Instructions to follow. Gather every line in the records below that contains the word "ScheduledRunnable".

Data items
==============================
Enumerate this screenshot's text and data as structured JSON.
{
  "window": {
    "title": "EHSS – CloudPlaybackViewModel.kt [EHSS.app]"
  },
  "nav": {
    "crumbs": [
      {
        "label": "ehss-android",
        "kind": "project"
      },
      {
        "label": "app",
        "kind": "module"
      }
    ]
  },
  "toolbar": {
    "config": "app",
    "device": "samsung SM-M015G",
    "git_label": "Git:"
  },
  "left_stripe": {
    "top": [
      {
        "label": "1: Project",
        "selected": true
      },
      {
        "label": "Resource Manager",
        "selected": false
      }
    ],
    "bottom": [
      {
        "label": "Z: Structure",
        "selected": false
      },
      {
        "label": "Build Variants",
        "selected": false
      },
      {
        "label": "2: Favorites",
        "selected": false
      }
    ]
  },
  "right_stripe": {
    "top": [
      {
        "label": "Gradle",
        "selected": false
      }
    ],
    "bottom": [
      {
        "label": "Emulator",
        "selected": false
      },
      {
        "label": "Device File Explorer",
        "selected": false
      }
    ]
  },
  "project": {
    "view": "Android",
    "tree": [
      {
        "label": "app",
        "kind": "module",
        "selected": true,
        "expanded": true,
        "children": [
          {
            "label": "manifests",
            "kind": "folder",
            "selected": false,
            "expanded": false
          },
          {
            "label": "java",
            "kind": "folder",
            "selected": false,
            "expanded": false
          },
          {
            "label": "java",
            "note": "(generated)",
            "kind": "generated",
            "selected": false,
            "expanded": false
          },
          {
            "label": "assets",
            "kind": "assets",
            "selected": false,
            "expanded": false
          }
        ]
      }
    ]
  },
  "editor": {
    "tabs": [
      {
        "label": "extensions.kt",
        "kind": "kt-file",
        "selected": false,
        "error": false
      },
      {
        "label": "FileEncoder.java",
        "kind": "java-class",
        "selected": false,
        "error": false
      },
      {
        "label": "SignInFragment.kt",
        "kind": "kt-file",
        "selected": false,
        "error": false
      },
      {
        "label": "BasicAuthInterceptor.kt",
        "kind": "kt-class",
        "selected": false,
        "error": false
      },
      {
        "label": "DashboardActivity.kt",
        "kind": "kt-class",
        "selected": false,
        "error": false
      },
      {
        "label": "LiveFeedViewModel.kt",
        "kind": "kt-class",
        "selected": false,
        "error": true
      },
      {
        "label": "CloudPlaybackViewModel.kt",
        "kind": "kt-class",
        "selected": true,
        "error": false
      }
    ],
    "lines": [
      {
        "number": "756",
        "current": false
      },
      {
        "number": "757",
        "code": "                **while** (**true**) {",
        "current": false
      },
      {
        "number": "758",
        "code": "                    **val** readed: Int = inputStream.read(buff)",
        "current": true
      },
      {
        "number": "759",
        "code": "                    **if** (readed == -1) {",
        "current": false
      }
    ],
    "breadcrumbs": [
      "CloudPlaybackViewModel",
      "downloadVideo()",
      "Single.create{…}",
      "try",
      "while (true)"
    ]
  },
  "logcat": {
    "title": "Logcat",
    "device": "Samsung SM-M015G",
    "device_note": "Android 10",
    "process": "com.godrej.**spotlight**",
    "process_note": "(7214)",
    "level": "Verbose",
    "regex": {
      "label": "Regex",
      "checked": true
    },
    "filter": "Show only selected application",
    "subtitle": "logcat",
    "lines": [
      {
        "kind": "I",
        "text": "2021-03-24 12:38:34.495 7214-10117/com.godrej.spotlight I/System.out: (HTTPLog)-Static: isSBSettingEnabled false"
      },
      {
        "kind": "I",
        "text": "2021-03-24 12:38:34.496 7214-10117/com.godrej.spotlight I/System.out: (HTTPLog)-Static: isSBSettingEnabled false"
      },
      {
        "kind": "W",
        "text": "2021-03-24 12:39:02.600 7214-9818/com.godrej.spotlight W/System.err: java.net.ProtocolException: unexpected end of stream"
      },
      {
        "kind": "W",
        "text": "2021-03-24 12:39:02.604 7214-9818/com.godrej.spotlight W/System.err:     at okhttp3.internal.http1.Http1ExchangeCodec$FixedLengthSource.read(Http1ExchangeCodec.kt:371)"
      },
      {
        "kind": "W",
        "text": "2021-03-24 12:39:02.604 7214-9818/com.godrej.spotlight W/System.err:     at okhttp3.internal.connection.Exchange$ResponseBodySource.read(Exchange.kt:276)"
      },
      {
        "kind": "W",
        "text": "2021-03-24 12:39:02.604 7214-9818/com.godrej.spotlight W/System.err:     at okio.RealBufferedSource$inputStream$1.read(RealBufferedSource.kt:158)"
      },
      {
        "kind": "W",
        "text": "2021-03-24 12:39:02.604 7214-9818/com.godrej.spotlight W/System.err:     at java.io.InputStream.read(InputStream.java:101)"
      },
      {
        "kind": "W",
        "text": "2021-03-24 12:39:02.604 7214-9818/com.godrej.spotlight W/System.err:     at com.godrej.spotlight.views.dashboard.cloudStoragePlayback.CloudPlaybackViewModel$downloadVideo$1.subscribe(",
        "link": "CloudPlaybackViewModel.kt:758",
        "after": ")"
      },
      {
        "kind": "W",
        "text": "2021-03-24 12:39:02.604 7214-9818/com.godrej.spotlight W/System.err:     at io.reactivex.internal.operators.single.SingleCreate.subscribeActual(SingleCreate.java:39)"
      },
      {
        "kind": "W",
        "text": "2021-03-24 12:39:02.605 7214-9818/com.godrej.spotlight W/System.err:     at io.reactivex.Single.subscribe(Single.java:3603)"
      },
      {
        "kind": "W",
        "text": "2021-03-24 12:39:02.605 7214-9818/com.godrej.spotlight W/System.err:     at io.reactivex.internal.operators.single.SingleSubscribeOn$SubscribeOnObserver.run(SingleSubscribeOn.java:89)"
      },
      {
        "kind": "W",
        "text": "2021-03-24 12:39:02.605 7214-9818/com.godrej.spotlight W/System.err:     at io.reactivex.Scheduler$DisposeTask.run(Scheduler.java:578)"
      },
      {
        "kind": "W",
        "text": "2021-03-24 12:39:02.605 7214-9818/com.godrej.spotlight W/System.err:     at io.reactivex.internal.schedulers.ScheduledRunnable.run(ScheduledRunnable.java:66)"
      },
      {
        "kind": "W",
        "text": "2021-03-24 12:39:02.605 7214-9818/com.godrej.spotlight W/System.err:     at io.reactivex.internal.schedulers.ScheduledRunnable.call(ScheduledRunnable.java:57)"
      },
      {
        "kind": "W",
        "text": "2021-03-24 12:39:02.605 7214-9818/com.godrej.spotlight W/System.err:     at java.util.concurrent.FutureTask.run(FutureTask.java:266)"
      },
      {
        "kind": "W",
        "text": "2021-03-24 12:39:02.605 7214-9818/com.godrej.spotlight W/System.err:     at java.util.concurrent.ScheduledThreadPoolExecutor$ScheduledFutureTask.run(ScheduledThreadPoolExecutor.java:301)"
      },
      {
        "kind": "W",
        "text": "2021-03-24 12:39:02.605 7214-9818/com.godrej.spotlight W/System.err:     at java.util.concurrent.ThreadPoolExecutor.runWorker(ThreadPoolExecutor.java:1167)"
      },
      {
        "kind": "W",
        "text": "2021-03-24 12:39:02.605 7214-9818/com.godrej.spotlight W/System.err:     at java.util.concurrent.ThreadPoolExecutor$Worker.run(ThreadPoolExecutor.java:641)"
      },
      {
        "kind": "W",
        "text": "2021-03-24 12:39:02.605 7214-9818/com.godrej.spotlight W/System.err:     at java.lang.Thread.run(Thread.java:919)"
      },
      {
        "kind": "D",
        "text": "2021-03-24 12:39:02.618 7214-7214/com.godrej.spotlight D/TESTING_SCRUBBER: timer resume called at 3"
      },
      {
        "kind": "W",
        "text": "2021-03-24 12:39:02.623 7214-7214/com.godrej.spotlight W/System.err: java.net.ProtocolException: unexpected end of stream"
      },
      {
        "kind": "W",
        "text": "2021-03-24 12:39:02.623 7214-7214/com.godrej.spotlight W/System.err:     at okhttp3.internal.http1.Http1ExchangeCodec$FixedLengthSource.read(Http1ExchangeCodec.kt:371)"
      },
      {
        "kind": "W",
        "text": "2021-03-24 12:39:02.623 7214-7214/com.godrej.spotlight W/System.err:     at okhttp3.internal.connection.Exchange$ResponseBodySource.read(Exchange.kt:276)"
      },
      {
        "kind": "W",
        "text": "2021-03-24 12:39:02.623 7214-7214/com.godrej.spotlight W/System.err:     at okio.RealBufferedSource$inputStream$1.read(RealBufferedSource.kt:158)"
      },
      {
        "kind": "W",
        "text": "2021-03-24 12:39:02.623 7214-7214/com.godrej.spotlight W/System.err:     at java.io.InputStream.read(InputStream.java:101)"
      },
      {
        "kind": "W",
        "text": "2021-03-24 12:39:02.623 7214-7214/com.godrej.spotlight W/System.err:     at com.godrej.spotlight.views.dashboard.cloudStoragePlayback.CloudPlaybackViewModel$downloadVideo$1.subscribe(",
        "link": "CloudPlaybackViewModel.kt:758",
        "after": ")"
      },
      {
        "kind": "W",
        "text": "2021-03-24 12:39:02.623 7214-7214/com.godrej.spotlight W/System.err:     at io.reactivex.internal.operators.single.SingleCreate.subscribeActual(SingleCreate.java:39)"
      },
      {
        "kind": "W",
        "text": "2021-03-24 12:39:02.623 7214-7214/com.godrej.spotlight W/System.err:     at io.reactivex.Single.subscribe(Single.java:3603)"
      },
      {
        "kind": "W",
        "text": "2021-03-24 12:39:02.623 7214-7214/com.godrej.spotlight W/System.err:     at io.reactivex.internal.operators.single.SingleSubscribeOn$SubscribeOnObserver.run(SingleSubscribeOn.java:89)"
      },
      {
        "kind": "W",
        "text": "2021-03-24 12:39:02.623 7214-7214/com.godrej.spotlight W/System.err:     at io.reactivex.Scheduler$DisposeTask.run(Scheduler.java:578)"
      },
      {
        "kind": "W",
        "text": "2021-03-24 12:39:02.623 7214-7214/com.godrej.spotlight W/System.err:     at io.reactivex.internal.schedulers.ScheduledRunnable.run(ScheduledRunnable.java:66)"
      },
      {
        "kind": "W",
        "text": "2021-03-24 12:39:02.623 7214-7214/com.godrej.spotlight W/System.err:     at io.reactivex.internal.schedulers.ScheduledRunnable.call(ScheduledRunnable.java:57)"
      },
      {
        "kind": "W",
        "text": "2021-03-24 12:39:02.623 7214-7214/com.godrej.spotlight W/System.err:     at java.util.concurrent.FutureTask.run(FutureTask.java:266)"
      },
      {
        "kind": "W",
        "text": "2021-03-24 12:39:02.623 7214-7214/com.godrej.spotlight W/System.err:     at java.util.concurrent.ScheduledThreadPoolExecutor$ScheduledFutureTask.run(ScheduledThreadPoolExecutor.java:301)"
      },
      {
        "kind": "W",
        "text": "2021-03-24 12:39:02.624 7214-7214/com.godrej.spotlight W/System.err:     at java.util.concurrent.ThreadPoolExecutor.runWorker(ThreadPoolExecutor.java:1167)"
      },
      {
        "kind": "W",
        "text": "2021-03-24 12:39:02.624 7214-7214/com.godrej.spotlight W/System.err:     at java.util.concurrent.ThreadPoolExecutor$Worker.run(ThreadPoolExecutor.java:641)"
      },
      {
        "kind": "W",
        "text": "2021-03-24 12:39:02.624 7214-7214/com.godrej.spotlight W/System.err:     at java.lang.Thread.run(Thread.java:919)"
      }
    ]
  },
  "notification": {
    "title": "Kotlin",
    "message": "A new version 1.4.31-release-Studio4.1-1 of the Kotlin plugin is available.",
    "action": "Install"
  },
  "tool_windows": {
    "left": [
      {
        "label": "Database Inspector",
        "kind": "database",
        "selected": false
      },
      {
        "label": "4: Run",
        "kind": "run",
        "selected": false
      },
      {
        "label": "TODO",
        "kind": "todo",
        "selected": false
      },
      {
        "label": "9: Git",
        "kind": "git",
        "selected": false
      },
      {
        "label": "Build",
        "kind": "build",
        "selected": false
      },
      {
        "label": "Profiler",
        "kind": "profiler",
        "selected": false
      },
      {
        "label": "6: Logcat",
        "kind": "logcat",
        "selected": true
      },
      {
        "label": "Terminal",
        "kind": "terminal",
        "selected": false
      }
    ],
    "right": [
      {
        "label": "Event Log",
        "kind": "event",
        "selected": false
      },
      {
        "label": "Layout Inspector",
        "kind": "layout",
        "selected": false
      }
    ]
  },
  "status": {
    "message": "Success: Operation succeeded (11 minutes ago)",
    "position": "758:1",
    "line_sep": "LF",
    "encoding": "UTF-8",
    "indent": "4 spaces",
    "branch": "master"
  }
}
==============================
Result of the task.
        "text": "2021-03-24 12:39:02.605 7214-9818/com.godrej.spotlight W/System.err:     at io.reactivex.internal.schedulers.ScheduledRunnable.run(ScheduledRunnable.java:66)"
        "text": "2021-03-24 12:39:02.605 7214-9818/com.godrej.spotlight W/System.err:     at io.reactivex.internal.schedulers.ScheduledRunnable.call(ScheduledRunnable.java:57)"
        "text": "2021-03-24 12:39:02.623 7214-7214/com.godrej.spotlight W/System.err:     at io.reactivex.internal.schedulers.ScheduledRunnable.run(ScheduledRunnable.java:66)"
        "text": "2021-03-24 12:39:02.623 7214-7214/com.godrej.spotlight W/System.err:     at io.reactivex.internal.schedulers.ScheduledRunnable.call(ScheduledRunnable.java:57)"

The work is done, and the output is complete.